>> Begin Excerpted data

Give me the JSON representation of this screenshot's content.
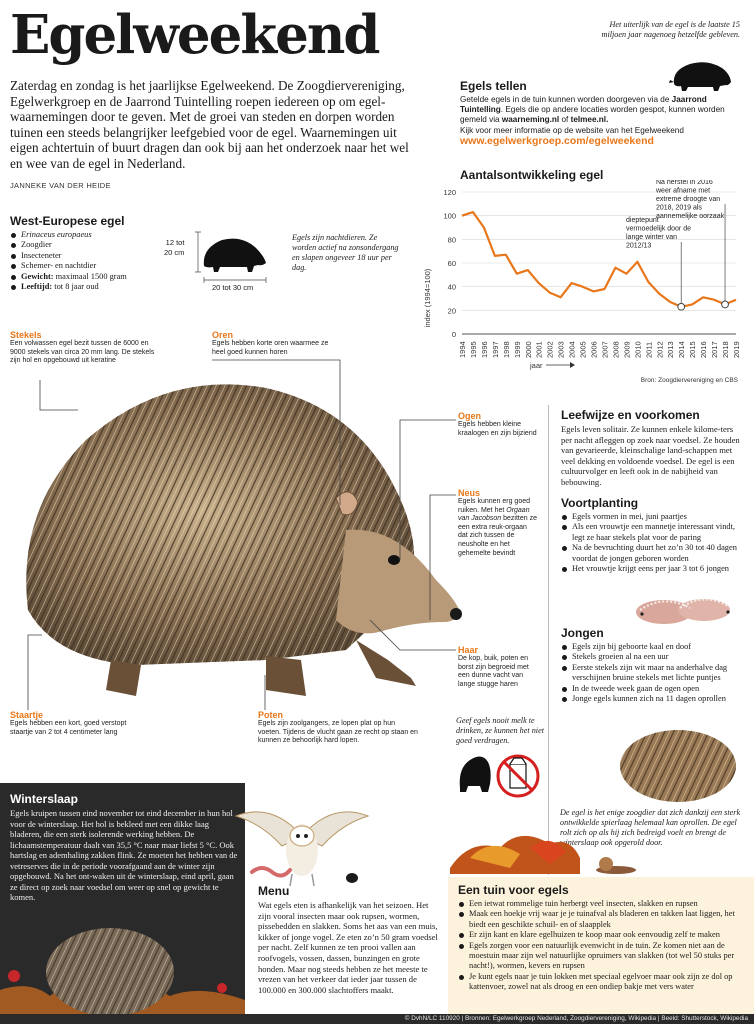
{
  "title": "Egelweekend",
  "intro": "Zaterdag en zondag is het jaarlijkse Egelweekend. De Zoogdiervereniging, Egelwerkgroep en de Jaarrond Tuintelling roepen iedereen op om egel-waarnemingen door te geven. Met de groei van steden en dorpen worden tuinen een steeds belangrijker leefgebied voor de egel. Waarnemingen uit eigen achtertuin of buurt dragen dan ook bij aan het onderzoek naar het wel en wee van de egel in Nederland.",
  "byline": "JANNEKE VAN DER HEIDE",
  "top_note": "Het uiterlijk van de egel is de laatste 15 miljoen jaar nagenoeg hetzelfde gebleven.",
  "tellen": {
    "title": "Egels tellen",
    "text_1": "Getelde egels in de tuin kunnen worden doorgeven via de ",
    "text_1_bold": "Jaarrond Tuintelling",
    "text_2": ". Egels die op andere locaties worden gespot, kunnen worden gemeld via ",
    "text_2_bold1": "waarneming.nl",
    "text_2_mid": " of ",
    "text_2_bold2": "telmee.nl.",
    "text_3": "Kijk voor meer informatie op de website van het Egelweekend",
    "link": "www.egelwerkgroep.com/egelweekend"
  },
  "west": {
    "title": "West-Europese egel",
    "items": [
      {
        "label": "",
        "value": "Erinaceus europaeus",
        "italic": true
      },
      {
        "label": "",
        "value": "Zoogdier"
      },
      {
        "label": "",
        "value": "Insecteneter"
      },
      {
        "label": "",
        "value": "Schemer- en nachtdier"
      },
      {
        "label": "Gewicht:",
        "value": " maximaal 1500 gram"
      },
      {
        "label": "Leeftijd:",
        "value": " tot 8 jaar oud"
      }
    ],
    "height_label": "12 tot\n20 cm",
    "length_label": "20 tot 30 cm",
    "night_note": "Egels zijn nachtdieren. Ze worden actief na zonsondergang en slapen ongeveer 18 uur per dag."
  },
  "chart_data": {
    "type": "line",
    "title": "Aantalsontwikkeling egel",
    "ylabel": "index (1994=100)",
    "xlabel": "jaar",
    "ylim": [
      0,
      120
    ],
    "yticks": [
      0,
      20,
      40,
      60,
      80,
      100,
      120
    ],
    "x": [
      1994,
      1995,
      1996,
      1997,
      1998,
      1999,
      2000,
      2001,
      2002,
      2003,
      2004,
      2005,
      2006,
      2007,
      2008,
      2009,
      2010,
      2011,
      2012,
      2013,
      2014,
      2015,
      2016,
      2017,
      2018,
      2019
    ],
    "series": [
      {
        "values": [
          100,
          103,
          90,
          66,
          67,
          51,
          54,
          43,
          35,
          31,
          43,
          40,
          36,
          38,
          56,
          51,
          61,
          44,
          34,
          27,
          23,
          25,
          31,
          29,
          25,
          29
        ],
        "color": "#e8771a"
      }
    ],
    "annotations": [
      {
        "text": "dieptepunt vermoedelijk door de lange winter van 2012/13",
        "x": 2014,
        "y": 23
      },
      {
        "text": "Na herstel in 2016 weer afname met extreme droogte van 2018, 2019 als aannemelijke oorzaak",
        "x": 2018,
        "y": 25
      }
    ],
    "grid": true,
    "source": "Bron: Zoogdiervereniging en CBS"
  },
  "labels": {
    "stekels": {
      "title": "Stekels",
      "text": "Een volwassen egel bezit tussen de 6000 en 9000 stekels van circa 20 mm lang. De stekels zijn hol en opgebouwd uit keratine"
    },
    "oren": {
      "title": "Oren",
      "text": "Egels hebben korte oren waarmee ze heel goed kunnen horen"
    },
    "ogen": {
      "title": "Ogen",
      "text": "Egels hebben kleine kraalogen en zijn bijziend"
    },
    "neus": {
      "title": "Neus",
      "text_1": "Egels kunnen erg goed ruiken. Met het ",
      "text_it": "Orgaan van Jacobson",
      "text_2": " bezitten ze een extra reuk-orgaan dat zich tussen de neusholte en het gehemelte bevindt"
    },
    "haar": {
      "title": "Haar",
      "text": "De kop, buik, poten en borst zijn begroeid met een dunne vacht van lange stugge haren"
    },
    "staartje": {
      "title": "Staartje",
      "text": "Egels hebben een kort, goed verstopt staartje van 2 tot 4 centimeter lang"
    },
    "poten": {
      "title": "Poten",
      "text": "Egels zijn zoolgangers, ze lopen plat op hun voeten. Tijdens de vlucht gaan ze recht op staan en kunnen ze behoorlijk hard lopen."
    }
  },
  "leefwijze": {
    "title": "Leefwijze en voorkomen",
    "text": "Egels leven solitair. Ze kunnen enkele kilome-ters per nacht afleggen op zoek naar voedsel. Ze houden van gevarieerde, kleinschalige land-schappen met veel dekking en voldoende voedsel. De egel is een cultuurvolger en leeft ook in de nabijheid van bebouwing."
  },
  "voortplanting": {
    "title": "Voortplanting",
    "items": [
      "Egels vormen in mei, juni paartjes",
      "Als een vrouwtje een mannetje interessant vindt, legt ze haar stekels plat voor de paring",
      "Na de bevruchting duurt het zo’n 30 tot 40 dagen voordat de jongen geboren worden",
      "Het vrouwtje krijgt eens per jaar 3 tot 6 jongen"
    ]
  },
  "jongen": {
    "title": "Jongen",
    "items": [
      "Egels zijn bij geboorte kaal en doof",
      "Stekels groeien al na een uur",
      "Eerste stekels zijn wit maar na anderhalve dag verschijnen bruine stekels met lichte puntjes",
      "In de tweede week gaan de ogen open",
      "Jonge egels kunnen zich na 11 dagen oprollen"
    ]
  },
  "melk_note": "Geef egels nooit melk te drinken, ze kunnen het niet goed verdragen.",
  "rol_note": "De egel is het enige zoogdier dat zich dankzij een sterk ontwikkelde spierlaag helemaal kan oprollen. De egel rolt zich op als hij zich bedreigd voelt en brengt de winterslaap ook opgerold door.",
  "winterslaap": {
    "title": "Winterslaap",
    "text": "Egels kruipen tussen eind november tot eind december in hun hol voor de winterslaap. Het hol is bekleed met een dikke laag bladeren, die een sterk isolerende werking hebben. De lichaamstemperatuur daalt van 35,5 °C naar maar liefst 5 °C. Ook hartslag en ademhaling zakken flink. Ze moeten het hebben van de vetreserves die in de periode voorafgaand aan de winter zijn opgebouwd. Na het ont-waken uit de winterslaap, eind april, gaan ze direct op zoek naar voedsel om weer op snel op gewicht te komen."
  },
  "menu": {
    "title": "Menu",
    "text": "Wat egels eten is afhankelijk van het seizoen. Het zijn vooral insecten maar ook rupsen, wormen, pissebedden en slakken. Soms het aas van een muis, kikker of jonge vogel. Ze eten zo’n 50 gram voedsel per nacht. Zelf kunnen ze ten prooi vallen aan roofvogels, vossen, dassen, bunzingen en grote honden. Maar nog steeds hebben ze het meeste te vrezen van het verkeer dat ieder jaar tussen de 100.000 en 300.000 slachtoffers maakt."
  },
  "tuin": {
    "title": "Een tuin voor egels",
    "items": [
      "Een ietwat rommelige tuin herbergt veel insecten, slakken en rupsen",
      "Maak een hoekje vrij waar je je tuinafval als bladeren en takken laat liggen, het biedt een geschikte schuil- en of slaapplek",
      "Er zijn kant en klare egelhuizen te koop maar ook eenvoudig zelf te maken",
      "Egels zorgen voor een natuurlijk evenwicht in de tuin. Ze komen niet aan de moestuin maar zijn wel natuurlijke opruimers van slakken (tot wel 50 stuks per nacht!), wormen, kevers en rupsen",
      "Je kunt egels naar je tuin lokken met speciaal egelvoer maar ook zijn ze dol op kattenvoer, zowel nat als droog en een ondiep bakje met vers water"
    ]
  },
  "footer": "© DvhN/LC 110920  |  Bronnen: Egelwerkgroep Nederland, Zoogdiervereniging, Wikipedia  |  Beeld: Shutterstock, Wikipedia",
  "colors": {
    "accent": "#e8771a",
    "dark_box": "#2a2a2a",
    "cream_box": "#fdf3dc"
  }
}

>> End Excerpted data
>> Begin Excerpted data

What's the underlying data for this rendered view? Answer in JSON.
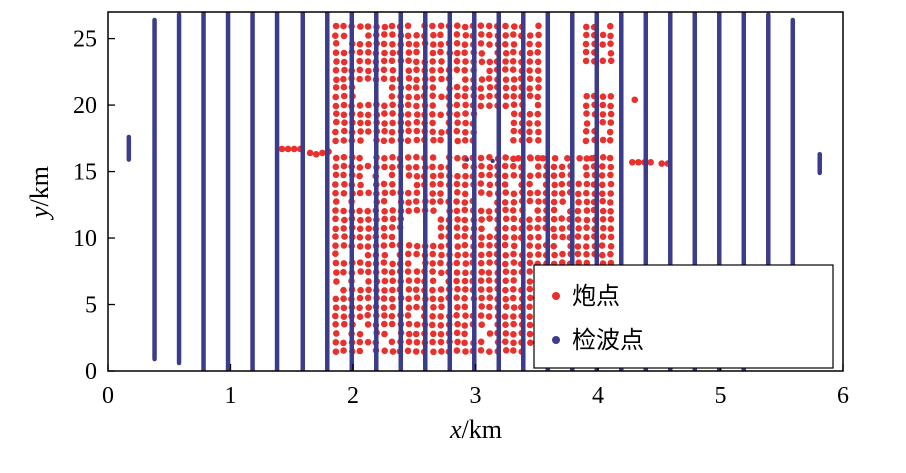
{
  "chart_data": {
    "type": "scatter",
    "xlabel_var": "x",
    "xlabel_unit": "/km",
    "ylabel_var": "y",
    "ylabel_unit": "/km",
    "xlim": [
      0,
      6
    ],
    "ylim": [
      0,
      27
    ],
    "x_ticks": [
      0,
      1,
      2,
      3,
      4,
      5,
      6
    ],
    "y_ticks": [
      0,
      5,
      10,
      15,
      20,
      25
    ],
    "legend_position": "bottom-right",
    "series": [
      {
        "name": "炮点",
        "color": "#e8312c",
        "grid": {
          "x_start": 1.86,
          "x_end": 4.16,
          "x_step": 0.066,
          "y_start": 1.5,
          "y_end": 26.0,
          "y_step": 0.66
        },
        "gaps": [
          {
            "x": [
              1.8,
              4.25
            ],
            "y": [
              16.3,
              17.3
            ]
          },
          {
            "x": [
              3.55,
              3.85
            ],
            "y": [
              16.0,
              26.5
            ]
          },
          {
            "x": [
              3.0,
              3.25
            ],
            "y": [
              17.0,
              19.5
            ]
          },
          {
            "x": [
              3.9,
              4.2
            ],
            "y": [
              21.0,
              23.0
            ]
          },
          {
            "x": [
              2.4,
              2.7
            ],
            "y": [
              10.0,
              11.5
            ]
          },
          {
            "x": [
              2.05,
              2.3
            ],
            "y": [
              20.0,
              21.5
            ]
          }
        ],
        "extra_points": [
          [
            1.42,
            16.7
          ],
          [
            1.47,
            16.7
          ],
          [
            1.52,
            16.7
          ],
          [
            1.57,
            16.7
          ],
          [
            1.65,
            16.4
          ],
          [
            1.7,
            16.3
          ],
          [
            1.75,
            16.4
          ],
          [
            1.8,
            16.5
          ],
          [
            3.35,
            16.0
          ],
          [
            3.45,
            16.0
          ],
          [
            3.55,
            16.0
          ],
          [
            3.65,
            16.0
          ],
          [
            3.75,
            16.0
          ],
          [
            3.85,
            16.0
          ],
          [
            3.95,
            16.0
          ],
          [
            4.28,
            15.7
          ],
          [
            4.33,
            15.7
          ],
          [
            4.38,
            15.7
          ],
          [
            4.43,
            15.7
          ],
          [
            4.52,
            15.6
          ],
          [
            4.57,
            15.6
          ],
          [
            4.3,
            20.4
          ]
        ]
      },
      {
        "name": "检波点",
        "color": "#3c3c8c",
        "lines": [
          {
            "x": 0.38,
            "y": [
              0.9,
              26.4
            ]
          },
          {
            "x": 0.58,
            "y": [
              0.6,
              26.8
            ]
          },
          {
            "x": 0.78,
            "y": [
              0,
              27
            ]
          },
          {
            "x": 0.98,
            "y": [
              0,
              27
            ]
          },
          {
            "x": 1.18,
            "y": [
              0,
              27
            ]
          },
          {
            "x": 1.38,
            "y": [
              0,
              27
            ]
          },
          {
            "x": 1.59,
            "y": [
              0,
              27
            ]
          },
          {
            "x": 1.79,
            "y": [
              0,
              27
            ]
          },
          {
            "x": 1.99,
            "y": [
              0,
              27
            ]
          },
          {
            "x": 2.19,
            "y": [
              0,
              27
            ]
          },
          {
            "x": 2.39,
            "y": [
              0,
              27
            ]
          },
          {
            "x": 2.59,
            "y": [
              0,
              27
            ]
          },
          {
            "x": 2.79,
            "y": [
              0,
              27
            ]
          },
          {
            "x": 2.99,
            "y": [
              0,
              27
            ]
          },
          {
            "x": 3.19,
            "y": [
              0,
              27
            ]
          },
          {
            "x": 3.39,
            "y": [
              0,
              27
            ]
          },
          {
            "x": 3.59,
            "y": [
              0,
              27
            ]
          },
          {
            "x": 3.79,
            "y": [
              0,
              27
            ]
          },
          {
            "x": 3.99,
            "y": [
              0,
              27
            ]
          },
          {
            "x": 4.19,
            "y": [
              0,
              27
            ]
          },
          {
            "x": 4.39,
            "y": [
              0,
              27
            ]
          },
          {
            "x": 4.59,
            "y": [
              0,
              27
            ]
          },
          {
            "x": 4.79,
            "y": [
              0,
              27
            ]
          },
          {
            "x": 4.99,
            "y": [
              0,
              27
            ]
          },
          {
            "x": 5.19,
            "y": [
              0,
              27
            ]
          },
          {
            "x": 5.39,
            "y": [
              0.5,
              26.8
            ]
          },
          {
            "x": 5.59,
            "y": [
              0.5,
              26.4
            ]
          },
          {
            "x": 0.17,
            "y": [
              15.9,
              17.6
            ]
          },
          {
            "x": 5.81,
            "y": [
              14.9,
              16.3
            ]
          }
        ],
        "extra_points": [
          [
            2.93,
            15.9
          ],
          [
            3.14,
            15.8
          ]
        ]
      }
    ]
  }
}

>> End Excerpted data

» Your task
Copy all lines in the listing above where the string "niet" appears.

» Exercise output
  "melk_note": "Geef egels nooit melk te drinken, ze kunnen het niet goed verdragen.",
      "Egels zorgen voor een natuurlijk evenwicht in de tuin. Ze komen niet aan de moestuin maar zijn wel natuurlijke opruimers van slakken (tot wel 50 stuks per nacht!), wormen, kevers en rupsen",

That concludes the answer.